Challenge:
Can you quote exactly the stretch of lines from the one with "Parse this screenshot: output" through the final line of the material, both ends included?
--
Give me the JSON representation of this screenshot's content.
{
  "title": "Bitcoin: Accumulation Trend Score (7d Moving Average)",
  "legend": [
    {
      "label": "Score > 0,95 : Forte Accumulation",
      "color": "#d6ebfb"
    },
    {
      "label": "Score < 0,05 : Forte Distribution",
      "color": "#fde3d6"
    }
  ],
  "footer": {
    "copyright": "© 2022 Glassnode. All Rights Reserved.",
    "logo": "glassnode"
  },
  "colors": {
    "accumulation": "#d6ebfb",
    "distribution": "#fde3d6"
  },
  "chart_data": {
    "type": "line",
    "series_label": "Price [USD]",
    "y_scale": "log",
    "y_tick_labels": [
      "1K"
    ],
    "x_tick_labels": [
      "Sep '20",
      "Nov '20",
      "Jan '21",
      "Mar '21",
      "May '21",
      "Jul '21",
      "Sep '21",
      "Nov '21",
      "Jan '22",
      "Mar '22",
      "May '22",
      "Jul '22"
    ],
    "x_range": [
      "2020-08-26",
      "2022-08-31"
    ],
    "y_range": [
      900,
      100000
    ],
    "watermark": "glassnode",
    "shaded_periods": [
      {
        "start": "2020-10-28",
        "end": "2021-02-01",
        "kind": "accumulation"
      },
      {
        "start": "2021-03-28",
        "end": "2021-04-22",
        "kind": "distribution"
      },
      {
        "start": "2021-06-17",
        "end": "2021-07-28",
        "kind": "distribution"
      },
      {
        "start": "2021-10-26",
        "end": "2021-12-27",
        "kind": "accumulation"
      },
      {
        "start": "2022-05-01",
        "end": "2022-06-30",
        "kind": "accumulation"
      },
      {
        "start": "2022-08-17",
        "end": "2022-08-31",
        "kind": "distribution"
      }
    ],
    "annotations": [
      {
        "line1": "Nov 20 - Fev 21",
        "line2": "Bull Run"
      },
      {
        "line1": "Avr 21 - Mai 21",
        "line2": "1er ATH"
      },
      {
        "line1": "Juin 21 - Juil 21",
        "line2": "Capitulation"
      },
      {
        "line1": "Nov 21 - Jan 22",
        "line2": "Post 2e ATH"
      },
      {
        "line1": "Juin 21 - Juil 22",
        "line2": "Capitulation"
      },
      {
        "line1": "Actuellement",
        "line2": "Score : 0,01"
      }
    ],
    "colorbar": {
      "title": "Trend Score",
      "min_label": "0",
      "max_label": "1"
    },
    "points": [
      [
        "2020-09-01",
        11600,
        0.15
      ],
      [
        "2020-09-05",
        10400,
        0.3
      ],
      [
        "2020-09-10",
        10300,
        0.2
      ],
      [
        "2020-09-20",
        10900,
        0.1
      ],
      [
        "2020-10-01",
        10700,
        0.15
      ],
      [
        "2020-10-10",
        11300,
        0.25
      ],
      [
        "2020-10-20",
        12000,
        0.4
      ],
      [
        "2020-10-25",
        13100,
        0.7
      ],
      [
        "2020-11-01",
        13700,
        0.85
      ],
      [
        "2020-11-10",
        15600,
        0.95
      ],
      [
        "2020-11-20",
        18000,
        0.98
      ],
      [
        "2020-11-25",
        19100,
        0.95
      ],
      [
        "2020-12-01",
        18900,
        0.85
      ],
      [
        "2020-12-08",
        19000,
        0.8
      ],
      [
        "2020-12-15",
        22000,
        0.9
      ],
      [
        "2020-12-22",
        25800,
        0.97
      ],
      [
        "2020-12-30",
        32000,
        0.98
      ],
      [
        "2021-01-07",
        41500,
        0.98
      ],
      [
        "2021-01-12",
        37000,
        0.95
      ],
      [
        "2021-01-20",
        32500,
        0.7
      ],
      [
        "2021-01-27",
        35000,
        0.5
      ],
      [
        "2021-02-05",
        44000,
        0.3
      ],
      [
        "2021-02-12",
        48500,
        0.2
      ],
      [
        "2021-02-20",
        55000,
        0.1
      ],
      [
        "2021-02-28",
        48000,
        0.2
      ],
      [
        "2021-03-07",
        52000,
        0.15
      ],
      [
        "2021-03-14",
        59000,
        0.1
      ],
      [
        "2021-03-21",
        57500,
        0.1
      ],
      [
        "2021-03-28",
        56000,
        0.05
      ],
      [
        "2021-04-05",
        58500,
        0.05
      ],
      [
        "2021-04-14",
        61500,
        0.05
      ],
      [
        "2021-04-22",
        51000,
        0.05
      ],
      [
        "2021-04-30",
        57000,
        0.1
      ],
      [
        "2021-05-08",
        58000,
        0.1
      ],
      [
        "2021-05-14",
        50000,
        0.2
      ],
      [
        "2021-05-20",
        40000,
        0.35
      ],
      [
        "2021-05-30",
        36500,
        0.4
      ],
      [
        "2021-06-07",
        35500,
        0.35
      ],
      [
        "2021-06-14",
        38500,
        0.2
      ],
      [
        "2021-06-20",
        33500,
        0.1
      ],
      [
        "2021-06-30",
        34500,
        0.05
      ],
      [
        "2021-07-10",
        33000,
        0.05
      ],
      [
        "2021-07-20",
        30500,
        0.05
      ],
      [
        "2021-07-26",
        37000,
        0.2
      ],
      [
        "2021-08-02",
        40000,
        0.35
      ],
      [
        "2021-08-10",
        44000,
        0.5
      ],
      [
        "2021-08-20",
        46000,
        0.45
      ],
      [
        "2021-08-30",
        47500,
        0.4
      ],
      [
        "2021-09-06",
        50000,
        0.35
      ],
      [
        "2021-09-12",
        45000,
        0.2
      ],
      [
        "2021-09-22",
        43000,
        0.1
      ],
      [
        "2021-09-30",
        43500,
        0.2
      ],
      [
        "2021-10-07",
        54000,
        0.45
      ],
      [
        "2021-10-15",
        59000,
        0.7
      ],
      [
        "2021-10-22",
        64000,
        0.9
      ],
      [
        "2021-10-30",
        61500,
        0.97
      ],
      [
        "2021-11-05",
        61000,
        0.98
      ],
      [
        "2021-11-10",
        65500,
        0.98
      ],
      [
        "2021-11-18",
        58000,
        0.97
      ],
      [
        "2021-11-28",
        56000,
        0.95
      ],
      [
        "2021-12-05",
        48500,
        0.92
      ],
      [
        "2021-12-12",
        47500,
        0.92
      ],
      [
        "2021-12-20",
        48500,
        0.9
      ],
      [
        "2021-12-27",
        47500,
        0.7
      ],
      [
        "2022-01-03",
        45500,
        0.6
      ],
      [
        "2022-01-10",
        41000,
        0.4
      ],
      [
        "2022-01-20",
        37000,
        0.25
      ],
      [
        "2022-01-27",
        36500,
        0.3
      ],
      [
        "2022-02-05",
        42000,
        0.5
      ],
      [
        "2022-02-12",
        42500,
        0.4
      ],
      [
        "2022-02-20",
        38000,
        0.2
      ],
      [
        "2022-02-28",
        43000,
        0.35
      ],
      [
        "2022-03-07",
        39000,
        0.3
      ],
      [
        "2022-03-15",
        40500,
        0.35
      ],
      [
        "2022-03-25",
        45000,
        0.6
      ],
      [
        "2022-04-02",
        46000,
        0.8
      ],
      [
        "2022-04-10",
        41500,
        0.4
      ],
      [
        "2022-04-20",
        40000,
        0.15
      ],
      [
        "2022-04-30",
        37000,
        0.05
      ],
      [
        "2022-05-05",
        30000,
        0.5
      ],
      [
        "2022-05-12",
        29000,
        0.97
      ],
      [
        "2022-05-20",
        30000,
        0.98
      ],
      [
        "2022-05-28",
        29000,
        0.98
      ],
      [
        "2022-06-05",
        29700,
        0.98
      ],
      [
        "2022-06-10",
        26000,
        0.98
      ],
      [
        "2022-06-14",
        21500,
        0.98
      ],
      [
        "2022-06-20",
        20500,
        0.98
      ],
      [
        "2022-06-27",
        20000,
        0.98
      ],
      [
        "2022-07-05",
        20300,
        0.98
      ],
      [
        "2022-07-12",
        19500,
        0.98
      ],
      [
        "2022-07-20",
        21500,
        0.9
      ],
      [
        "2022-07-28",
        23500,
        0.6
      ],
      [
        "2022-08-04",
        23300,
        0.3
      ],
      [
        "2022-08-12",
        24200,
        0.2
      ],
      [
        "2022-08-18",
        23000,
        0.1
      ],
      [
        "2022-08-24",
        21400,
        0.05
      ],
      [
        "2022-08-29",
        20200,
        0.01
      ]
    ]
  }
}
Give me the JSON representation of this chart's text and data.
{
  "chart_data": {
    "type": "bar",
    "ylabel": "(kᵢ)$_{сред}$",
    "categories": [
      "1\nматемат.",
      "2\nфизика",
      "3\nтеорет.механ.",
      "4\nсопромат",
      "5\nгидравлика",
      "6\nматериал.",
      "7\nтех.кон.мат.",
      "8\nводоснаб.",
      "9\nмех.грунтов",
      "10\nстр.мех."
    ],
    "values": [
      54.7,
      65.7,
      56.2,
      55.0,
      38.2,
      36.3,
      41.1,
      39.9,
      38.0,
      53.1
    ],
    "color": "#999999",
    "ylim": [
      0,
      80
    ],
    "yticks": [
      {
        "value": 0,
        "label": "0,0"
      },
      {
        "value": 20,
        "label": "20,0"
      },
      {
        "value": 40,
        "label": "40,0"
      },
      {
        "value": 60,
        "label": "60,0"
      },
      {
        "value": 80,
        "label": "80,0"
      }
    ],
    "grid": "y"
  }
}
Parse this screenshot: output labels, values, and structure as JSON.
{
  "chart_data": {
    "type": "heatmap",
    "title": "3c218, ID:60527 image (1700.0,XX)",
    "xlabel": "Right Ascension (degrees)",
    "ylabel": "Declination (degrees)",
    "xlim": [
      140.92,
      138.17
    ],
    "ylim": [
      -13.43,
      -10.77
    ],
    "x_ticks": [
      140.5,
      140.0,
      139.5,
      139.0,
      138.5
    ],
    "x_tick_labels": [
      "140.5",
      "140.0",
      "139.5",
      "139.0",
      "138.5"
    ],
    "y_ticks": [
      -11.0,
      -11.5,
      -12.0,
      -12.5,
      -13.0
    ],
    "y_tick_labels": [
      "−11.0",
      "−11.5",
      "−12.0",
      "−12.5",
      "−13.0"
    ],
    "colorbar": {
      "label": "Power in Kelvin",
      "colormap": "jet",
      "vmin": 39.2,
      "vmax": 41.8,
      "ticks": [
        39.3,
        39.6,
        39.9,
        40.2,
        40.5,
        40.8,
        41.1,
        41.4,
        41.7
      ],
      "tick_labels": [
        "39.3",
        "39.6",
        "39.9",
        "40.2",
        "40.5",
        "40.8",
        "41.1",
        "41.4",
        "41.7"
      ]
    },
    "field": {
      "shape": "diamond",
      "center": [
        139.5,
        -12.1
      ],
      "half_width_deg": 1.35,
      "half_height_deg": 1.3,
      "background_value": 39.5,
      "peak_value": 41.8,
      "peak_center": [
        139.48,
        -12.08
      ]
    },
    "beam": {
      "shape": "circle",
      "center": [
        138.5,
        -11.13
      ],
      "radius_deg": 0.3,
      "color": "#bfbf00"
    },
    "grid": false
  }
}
--
Complete answer:
Parse this screenshot: output labels, values, and structure as JSON.
{
  "chart_data": {
    "type": "heatmap",
    "title": "3c218, ID:60527 image (1700.0,XX)",
    "xlabel": "Right Ascension (degrees)",
    "ylabel": "Declination (degrees)",
    "xlim": [
      140.92,
      138.17
    ],
    "ylim": [
      -13.43,
      -10.77
    ],
    "x_ticks": [
      140.5,
      140.0,
      139.5,
      139.0,
      138.5
    ],
    "x_tick_labels": [
      "140.5",
      "140.0",
      "139.5",
      "139.0",
      "138.5"
    ],
    "y_ticks": [
      -11.0,
      -11.5,
      -12.0,
      -12.5,
      -13.0
    ],
    "y_tick_labels": [
      "−11.0",
      "−11.5",
      "−12.0",
      "−12.5",
      "−13.0"
    ],
    "colorbar": {
      "label": "Power in Kelvin",
      "colormap": "jet",
      "vmin": 39.2,
      "vmax": 41.8,
      "ticks": [
        39.3,
        39.6,
        39.9,
        40.2,
        40.5,
        40.8,
        41.1,
        41.4,
        41.7
      ],
      "tick_labels": [
        "39.3",
        "39.6",
        "39.9",
        "40.2",
        "40.5",
        "40.8",
        "41.1",
        "41.4",
        "41.7"
      ]
    },
    "field": {
      "shape": "diamond",
      "center": [
        139.5,
        -12.1
      ],
      "half_width_deg": 1.35,
      "half_height_deg": 1.3,
      "background_value": 39.5,
      "peak_value": 41.8,
      "peak_center": [
        139.48,
        -12.08
      ]
    },
    "beam": {
      "shape": "circle",
      "center": [
        138.5,
        -11.13
      ],
      "radius_deg": 0.3,
      "color": "#bfbf00"
    },
    "grid": false
  }
}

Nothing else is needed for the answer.